*The problem*
Write out all the entries word for word and omit any pictures.

** Begin Data provided **

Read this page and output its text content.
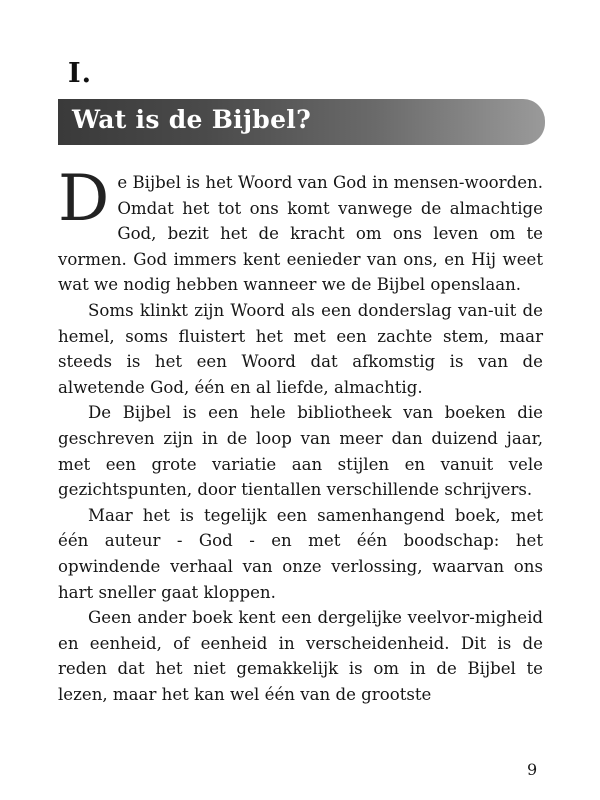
I.
Wat is de Bijbel?

De Bijbel is het Woord van God in mensen-woorden. Omdat het tot ons komt vanwege de almachtige God, bezit het de kracht om ons leven om te vormen. God immers kent eenieder van ons, en Hij weet wat we nodig hebben wanneer we de Bijbel openslaan.

Soms klinkt zijn Woord als een donderslag van-uit de hemel, soms fluistert het met een zachte stem, maar steeds is het een Woord dat afkomstig is van de alwetende God, één en al liefde, almachtig.

De Bijbel is een hele bibliotheek van boeken die geschreven zijn in de loop van meer dan duizend jaar, met een grote variatie aan stijlen en vanuit vele gezichtspunten, door tientallen verschillende schrijvers.

Maar het is tegelijk een samenhangend boek, met één auteur - God - en met één boodschap: het opwindende verhaal van onze verlossing, waarvan ons hart sneller gaat kloppen.

Geen ander boek kent een dergelijke veelvor-migheid en eenheid, of eenheid in verscheidenheid. Dit is de reden dat het niet gemakkelijk is om in de Bijbel te lezen, maar het kan wel één van de grootste

9
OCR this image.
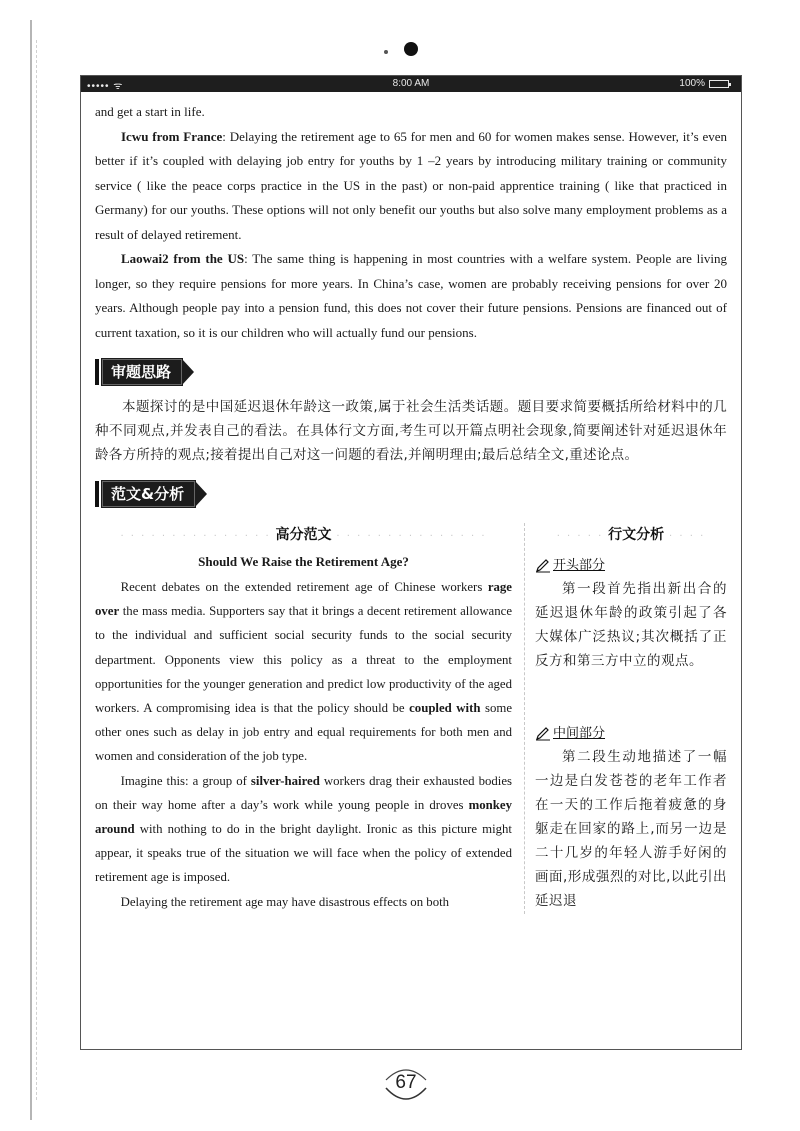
••••• ᯤ	8:00 AM	100%

and get a start in life.

Icwu from France: Delaying the retirement age to 65 for men and 60 for women makes sense. However, it’s even better if it’s coupled with delaying job entry for youths by 1 –2 years by introducing military training or community service ( like the peace corps practice in the US in the past) or non-paid apprentice training ( like that practiced in Germany) for our youths. These options will not only benefit our youths but also solve many employment problems as a result of delayed retirement.

Laowai2 from the US: The same thing is happening in most countries with a welfare system. People are living longer, so they require pensions for more years. In China’s case, women are probably receiving pensions for over 20 years. Although people pay into a pension fund, this does not cover their future pensions. Pensions are financed out of current taxation, so it is our children who will actually fund our pensions.

审题思路

本题探讨的是中国延迟退休年龄这一政策,属于社会生活类话题。题目要求简要概括所给材料中的几种不同观点,并发表自己的看法。在具体行文方面,考生可以开篇点明社会现象,简要阐述针对延迟退休年龄各方所持的观点;接着提出自己对这一问题的看法,并阐明理由;最后总结全文,重述论点。

范文&分析
· · · · · · · · · · · · · · · 高分范文 · · · · · · · · · · · · · · ·
Should We Raise the Retirement Age?

Recent debates on the extended retirement age of Chinese workers rage over the mass media. Supporters say that it brings a decent retirement allowance to the individual and sufficient social security funds to the social security department. Opponents view this policy as a threat to the employment opportunities for the younger generation and predict low productivity of the aged workers. A compromising idea is that the policy should be coupled with some other ones such as delay in job entry and equal requirements for both men and women and consideration of the job type.

Imagine this: a group of silver-haired workers drag their exhausted bodies on their way home after a day’s work while young people in droves monkey around with nothing to do in the bright daylight. Ironic as this picture might appear, it speaks true of the situation we will face when the policy of extended retirement age is imposed.

Delaying the retirement age may have disastrous effects on both

· · · · · 行文分析 · · · ·
开头部分

第一段首先指出新出合的延迟退休年龄的政策引起了各大媒体广泛热议;其次概括了正反方和第三方中立的观点。

中间部分

第二段生动地描述了一幅一边是白发苍苍的老年工作者在一天的工作后拖着疲惫的身躯走在回家的路上,而另一边是二十几岁的年轻人游手好闲的画面,形成强烈的对比,以此引出延迟退

67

** End Data provided **

*Task response*
Read this page and output its text content.
I.
Wat is de Bijbel?

De Bijbel is het Woord van God in mensen-woorden. Omdat het tot ons komt vanwege de almachtige God, bezit het de kracht om ons leven om te vormen. God immers kent eenieder van ons, en Hij weet wat we nodig hebben wanneer we de Bijbel openslaan.

Soms klinkt zijn Woord als een donderslag van-uit de hemel, soms fluistert het met een zachte stem, maar steeds is het een Woord dat afkomstig is van de alwetende God, één en al liefde, almachtig.

De Bijbel is een hele bibliotheek van boeken die geschreven zijn in de loop van meer dan duizend jaar, met een grote variatie aan stijlen en vanuit vele gezichtspunten, door tientallen verschillende schrijvers.

Maar het is tegelijk een samenhangend boek, met één auteur - God - en met één boodschap: het opwindende verhaal van onze verlossing, waarvan ons hart sneller gaat kloppen.

Geen ander boek kent een dergelijke veelvor-migheid en eenheid, of eenheid in verscheidenheid. Dit is de reden dat het niet gemakkelijk is om in de Bijbel te lezen, maar het kan wel één van de grootste

9
OCR this image.
••••• ᯤ	8:00 AM	100%

and get a start in life.

Icwu from France: Delaying the retirement age to 65 for men and 60 for women makes sense. However, it’s even better if it’s coupled with delaying job entry for youths by 1 –2 years by introducing military training or community service ( like the peace corps practice in the US in the past) or non-paid apprentice training ( like that practiced in Germany) for our youths. These options will not only benefit our youths but also solve many employment problems as a result of delayed retirement.

Laowai2 from the US: The same thing is happening in most countries with a welfare system. People are living longer, so they require pensions for more years. In China’s case, women are probably receiving pensions for over 20 years. Although people pay into a pension fund, this does not cover their future pensions. Pensions are financed out of current taxation, so it is our children who will actually fund our pensions.

审题思路

本题探讨的是中国延迟退休年龄这一政策,属于社会生活类话题。题目要求简要概括所给材料中的几种不同观点,并发表自己的看法。在具体行文方面,考生可以开篇点明社会现象,简要阐述针对延迟退休年龄各方所持的观点;接着提出自己对这一问题的看法,并阐明理由;最后总结全文,重述论点。

范文&分析
· · · · · · · · · · · · · · · 高分范文 · · · · · · · · · · · · · · ·
Should We Raise the Retirement Age?

Recent debates on the extended retirement age of Chinese workers rage over the mass media. Supporters say that it brings a decent retirement allowance to the individual and sufficient social security funds to the social security department. Opponents view this policy as a threat to the employment opportunities for the younger generation and predict low productivity of the aged workers. A compromising idea is that the policy should be coupled with some other ones such as delay in job entry and equal requirements for both men and women and consideration of the job type.

Imagine this: a group of silver-haired workers drag their exhausted bodies on their way home after a day’s work while young people in droves monkey around with nothing to do in the bright daylight. Ironic as this picture might appear, it speaks true of the situation we will face when the policy of extended retirement age is imposed.

Delaying the retirement age may have disastrous effects on both

· · · · · 行文分析 · · · ·
开头部分

第一段首先指出新出合的延迟退休年龄的政策引起了各大媒体广泛热议;其次概括了正反方和第三方中立的观点。

中间部分

第二段生动地描述了一幅一边是白发苍苍的老年工作者在一天的工作后拖着疲惫的身躯走在回家的路上,而另一边是二十几岁的年轻人游手好闲的画面,形成强烈的对比,以此引出延迟退

67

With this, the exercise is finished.